=== Page text ===
====================

Studio album by Pure Reason Revolution
- Released: 15 October 2010
- Recorded: 2009–2010
- Genre: New prog, electronic rock, electronica
- Length: 51:09
- Label: Superball Music
- Producer: Tom Bellamy, Jon Courtney

Pure Reason Revolution chronology
| Amor Vincit Omnia (2009) | Hammer and Anvil (2010) | Eupnea (2020) |

= Hammer and Anvil (album) =

Hammer and Anvil is the third full-length album by British progressive rock band Pure Reason Revolution, released by Superball Music on 15 October 2010 in Germany, Austria and Switzerland, 18 October in the rest of Europe, and October 25 in the United States. According to Rock Sound, in Hammer and Anvil, "the band have retained most of their heavy hooks to create a great crossover record. A track like 'Last Man Last Round' will fit into many Pendulum fans' heads, whereas their progressive elements are still prevalent in 'Open Insurrection'". The album was new for the band in that all songs were co-written and co-produced by Tom Bellamy, an ex-member of the band The Cooper Temple Clause. Bellamy has full writing credit for the first track, 'Fight Fire'. Jon Courtney shares credit on all other tracks.

====================

=== Dataset section ===
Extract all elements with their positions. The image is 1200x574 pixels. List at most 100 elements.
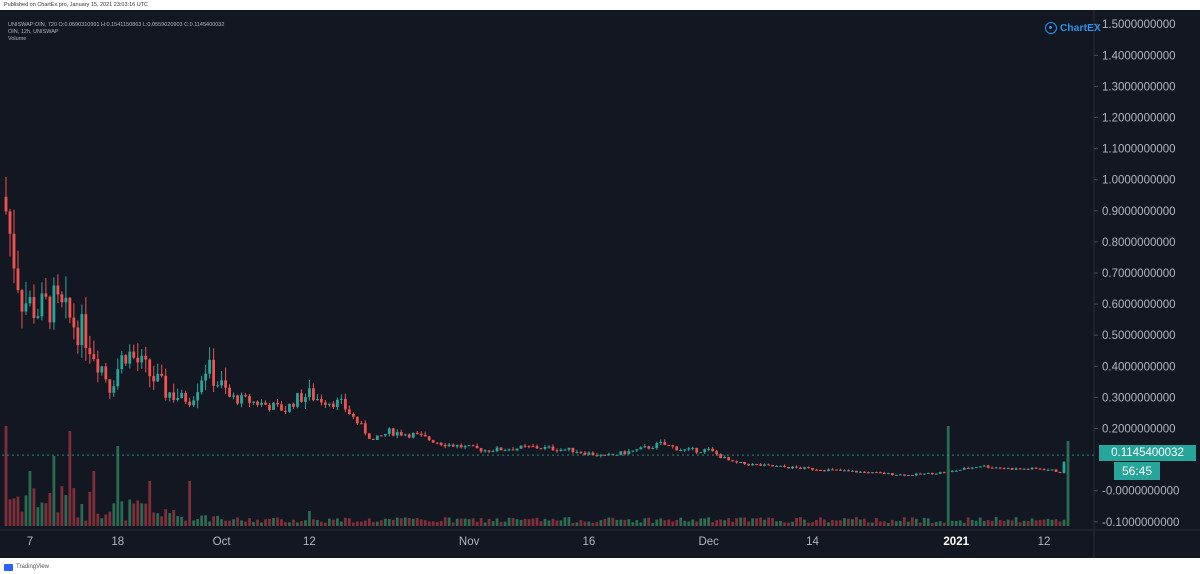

====================

=== What is asked ===
Please transcribe the entire Hammer and Anvil page word for word. The material above isn't needed here.

=== Response to the task ===
Studio album by Pure Reason Revolution
- Released: 15 October 2010
- Recorded: 2009–2010
- Genre: New prog, electronic rock, electronica
- Length: 51:09
- Label: Superball Music
- Producer: Tom Bellamy, Jon Courtney

Pure Reason Revolution chronology
| Amor Vincit Omnia (2009) | Hammer and Anvil (2010) | Eupnea (2020) |

= Hammer and Anvil (album) =

Hammer and Anvil is the third full-length album by British progressive rock band Pure Reason Revolution, released by Superball Music on 15 October 2010 in Germany, Austria and Switzerland, 18 October in the rest of Europe, and October 25 in the United States. According to Rock Sound, in Hammer and Anvil, "the band have retained most of their heavy hooks to create a great crossover record. A track like 'Last Man Last Round' will fit into many Pendulum fans' heads, whereas their progressive elements are still prevalent in 'Open Insurrection'". The album was new for the band in that all songs were co-written and co-produced by Tom Bellamy, an ex-member of the band The Cooper Temple Clause. Bellamy has full writing credit for the first track, 'Fight Fire'. Jon Courtney shares credit on all other tracks.